Make an exact copy of the entries below.

Data entries
------------------------------------
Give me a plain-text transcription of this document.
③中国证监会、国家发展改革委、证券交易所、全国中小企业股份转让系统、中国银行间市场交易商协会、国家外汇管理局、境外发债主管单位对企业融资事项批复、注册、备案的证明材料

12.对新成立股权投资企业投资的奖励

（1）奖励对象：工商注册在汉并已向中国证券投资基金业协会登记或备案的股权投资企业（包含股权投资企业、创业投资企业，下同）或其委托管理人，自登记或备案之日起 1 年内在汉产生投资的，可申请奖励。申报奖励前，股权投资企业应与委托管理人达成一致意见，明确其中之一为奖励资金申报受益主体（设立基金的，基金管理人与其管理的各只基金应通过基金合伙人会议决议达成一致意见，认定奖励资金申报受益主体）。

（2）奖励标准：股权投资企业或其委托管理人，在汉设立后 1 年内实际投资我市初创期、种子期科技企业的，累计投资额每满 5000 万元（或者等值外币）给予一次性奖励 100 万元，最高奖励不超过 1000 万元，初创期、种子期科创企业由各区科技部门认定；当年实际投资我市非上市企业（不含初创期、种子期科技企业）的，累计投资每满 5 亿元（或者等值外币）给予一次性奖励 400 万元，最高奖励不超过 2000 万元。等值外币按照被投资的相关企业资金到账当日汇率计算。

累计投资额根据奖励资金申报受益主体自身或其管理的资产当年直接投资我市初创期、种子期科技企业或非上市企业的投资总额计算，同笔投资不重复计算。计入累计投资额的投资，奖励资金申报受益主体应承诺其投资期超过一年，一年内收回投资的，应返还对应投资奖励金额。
------------------------------------
→ Solution for this problem:
Give me a plain-text transcription of this document.
③中国证监会、国家发展改革委、证券交易所、全国中小企业股份转让系统、中国银行间市场交易商协会、国家外汇管理局、境外发债主管单位对企业融资事项批复、注册、备案的证明材料

12.对新成立股权投资企业投资的奖励

（1）奖励对象：工商注册在汉并已向中国证券投资基金业协会登记或备案的股权投资企业（包含股权投资企业、创业投资企业，下同）或其委托管理人，自登记或备案之日起 1 年内在汉产生投资的，可申请奖励。申报奖励前，股权投资企业应与委托管理人达成一致意见，明确其中之一为奖励资金申报受益主体（设立基金的，基金管理人与其管理的各只基金应通过基金合伙人会议决议达成一致意见，认定奖励资金申报受益主体）。

（2）奖励标准：股权投资企业或其委托管理人，在汉设立后 1 年内实际投资我市初创期、种子期科技企业的，累计投资额每满 5000 万元（或者等值外币）给予一次性奖励 100 万元，最高奖励不超过 1000 万元，初创期、种子期科创企业由各区科技部门认定；当年实际投资我市非上市企业（不含初创期、种子期科技企业）的，累计投资每满 5 亿元（或者等值外币）给予一次性奖励 400 万元，最高奖励不超过 2000 万元。等值外币按照被投资的相关企业资金到账当日汇率计算。

累计投资额根据奖励资金申报受益主体自身或其管理的资产当年直接投资我市初创期、种子期科技企业或非上市企业的投资总额计算，同笔投资不重复计算。计入累计投资额的投资，奖励资金申报受益主体应承诺其投资期超过一年，一年内收回投资的，应返还对应投资奖励金额。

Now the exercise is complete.